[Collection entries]

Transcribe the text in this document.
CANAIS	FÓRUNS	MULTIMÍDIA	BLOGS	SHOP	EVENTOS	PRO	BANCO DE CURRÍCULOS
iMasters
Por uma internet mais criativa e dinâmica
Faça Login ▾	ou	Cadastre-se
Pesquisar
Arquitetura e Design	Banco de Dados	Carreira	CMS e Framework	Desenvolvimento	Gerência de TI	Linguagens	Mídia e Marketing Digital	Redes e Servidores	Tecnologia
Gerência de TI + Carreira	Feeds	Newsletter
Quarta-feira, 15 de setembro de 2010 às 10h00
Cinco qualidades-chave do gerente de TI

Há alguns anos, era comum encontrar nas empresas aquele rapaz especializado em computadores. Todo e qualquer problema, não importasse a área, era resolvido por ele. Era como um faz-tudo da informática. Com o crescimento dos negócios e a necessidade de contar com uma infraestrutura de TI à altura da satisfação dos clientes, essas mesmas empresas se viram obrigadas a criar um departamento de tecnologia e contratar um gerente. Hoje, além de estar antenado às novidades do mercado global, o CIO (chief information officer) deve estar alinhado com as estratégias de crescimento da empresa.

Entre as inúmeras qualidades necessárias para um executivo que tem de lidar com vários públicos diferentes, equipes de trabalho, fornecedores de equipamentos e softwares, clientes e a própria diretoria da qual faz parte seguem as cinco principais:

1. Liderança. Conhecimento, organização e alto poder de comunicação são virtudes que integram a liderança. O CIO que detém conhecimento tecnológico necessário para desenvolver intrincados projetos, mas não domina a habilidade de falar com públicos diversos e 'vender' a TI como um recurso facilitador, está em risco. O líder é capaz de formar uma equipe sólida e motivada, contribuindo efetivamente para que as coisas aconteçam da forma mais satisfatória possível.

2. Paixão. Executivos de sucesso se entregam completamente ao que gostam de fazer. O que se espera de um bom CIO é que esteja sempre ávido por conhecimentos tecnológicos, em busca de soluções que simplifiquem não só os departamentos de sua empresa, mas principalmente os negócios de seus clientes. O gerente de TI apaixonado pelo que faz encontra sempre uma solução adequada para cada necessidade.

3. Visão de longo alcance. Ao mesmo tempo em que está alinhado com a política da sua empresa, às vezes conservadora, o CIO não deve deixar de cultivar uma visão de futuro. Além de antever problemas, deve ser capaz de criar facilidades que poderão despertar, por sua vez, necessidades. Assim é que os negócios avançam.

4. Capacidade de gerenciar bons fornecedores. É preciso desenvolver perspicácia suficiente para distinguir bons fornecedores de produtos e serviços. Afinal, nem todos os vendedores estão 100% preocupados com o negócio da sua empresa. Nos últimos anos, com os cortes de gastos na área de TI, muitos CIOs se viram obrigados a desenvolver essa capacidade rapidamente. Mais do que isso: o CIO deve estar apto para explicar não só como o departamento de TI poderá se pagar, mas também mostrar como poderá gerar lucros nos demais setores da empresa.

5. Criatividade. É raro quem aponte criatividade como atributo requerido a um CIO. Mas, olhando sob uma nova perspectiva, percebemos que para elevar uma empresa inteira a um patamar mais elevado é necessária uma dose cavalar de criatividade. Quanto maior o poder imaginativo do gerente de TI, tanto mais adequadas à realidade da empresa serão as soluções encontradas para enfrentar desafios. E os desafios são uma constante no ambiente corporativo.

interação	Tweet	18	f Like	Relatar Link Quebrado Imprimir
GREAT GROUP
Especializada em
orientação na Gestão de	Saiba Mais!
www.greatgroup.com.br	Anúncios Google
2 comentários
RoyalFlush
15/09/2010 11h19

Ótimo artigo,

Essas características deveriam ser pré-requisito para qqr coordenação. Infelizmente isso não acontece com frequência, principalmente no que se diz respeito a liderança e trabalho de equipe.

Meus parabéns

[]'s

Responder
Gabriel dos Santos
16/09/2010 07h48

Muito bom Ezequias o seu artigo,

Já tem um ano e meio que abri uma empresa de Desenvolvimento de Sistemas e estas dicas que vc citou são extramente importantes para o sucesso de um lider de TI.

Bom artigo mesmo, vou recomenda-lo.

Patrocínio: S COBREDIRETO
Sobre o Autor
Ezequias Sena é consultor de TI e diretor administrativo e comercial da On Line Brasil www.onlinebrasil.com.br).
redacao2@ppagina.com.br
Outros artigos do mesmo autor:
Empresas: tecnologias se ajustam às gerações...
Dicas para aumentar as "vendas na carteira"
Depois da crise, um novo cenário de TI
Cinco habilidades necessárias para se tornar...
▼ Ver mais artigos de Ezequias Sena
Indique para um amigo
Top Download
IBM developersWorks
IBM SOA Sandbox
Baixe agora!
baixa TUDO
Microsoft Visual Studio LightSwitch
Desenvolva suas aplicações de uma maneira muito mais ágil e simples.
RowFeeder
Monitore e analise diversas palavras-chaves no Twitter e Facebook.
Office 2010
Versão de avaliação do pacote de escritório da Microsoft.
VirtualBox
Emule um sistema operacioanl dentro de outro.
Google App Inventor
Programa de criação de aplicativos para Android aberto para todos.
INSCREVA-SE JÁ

#### Objective
From the data, list each line in which the string "soluções" appears.

#### Output for this exercise
2. Paixão. Executivos de sucesso se entregam completamente ao que gostam de fazer. O que se espera de um bom CIO é que esteja sempre ávido por conhecimentos tecnológicos, em busca de soluções que simplifiquem não só os departamentos de sua empresa, mas principalmente os negócios de seus clientes. O gerente de TI apaixonado pelo que faz encontra sempre uma solução adequada para cada necessidade.
5. Criatividade. É raro quem aponte criatividade como atributo requerido a um CIO. Mas, olhando sob uma nova perspectiva, percebemos que para elevar uma empresa inteira a um patamar mais elevado é necessária uma dose cavalar de criatividade. Quanto maior o poder imaginativo do gerente de TI, tanto mais adequadas à realidade da empresa serão as soluções encontradas para enfrentar desafios. E os desafios são uma constante no ambiente corporativo.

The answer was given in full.